### Short task
Your reply should be a single number: how many lines contain the string "this".

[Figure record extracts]
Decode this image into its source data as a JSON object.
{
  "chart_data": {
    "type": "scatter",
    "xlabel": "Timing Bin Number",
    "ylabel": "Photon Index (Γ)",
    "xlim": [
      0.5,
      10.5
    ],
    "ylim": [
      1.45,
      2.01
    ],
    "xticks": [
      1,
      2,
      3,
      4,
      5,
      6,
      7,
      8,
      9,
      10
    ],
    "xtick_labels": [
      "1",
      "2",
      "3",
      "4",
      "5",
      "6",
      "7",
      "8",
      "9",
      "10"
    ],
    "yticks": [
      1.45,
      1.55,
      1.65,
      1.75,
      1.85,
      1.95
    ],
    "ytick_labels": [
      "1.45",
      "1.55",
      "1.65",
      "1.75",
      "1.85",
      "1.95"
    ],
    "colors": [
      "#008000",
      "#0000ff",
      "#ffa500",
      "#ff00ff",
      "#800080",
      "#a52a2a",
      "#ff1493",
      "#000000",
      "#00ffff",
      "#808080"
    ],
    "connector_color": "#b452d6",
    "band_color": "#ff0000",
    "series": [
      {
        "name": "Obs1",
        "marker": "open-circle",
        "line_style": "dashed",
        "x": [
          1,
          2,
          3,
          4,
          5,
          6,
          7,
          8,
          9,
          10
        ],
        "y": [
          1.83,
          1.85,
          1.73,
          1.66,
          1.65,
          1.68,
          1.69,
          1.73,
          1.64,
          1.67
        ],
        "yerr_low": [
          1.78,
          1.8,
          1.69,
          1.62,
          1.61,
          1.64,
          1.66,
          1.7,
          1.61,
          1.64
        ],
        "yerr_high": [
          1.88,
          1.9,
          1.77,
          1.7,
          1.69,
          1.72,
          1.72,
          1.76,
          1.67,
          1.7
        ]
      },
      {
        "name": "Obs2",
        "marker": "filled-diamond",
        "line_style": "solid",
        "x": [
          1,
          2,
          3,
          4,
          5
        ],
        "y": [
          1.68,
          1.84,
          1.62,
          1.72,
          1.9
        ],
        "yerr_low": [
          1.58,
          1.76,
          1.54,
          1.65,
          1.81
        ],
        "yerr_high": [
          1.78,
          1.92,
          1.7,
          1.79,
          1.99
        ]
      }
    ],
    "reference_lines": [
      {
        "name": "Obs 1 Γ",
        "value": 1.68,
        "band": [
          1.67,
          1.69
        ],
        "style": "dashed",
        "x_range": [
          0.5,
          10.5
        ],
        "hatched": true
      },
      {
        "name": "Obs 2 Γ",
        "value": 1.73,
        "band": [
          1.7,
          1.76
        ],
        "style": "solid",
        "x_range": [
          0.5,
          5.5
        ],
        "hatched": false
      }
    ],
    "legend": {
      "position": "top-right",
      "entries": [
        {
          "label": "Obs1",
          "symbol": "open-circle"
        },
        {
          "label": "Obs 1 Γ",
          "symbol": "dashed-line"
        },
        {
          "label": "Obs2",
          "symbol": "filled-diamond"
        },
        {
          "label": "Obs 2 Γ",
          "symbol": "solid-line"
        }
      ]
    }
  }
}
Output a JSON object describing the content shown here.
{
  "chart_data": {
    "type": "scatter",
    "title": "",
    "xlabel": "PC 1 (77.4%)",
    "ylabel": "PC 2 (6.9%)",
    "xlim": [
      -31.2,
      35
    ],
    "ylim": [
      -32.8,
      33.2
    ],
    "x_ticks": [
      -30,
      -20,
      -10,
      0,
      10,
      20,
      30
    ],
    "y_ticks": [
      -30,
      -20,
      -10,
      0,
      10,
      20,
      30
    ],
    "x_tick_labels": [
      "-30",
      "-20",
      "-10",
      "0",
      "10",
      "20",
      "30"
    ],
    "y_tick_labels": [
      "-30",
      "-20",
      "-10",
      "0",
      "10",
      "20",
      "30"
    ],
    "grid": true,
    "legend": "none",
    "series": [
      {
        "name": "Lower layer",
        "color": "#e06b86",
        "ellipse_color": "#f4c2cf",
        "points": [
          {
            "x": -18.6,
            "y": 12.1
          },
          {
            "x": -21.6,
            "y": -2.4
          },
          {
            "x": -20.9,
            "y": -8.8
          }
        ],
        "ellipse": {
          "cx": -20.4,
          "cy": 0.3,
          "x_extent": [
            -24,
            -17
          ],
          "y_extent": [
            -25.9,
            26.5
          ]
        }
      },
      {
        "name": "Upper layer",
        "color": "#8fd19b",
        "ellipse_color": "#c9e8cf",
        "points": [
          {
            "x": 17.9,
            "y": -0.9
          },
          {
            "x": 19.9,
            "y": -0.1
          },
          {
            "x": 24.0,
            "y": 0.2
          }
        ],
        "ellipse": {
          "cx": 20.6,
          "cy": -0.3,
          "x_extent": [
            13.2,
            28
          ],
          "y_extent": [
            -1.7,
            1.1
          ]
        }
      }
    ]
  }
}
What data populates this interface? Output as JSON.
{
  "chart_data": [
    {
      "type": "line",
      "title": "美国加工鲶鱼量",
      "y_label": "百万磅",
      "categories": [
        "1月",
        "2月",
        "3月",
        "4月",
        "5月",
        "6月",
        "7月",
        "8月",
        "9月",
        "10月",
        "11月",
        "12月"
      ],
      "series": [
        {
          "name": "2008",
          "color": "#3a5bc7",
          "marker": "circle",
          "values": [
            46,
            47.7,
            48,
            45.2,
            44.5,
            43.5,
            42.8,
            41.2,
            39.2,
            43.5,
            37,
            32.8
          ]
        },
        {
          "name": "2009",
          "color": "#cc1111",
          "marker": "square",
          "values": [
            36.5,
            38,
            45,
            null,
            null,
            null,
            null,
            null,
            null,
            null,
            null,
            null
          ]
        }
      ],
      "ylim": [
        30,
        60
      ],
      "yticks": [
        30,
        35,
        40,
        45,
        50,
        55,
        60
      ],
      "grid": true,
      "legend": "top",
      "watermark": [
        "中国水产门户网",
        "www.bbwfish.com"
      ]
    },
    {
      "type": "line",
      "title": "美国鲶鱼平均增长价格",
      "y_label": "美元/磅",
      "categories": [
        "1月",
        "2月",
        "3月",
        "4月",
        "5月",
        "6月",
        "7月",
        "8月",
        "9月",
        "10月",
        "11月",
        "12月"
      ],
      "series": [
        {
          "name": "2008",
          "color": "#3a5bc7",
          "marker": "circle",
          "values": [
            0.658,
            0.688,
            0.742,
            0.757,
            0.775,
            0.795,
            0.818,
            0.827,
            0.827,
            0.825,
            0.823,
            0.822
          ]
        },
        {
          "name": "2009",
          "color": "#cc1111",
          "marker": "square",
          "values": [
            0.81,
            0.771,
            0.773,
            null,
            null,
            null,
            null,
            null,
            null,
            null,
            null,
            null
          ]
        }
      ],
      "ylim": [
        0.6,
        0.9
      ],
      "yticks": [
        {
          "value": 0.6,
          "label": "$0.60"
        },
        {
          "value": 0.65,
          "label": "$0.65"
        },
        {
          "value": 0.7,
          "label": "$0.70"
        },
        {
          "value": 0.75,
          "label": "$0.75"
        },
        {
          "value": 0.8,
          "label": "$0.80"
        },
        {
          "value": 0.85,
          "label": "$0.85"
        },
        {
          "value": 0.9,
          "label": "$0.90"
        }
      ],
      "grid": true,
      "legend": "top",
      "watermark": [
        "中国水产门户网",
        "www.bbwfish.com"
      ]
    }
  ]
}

### Finished task
2